* GIVEN EXERCISE: Look through the listing below and work out how many of its lines hold the word "available". Give only the number.
:: EXERCISE DATA
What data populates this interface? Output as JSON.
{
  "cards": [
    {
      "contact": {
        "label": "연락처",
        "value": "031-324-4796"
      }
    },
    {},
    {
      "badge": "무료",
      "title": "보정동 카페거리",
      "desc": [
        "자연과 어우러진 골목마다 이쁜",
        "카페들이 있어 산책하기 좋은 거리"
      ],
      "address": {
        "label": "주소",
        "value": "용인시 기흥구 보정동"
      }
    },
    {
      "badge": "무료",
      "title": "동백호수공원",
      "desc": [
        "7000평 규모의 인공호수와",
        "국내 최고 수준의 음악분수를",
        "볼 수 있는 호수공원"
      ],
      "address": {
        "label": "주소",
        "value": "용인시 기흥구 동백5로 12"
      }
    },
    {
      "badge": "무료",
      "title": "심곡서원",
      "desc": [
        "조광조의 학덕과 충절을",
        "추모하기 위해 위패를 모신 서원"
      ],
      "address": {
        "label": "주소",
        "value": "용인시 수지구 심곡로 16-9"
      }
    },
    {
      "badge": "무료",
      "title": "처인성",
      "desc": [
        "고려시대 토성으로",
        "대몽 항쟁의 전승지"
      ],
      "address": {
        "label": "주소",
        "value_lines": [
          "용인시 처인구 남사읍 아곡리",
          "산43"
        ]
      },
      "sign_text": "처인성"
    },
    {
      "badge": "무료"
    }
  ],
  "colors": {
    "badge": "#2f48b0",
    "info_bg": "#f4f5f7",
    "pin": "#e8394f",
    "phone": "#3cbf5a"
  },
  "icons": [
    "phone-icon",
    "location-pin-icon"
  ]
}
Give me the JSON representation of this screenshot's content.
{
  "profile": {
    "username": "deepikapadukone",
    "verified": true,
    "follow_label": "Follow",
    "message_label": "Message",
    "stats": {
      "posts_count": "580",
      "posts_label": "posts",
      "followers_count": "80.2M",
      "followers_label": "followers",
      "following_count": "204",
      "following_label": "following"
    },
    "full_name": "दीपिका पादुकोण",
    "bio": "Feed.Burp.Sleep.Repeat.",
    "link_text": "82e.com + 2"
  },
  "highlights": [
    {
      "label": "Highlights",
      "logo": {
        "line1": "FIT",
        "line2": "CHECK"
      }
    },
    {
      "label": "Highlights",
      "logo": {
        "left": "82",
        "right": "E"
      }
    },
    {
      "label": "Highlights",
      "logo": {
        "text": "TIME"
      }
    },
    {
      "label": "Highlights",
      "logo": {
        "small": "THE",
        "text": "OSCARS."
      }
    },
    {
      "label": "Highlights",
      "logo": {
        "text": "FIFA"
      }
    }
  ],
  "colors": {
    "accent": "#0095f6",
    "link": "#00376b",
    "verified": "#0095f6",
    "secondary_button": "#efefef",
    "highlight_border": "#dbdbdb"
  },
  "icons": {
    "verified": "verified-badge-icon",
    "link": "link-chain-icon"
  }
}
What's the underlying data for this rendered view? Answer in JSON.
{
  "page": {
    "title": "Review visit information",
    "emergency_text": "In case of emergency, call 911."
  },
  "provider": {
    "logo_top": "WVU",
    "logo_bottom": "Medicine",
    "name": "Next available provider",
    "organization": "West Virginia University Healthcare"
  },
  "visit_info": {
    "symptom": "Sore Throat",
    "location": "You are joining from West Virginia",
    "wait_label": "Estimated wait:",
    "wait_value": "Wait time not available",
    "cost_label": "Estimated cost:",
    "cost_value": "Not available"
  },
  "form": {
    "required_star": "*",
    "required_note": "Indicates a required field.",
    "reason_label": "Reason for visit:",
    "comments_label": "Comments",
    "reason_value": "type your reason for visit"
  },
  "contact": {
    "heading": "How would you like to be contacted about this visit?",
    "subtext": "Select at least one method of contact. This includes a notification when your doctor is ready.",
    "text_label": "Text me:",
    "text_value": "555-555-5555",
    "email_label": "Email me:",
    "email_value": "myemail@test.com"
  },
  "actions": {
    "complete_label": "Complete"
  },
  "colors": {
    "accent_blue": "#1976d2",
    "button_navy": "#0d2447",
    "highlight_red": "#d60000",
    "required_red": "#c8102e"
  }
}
::::
* REPLY: 3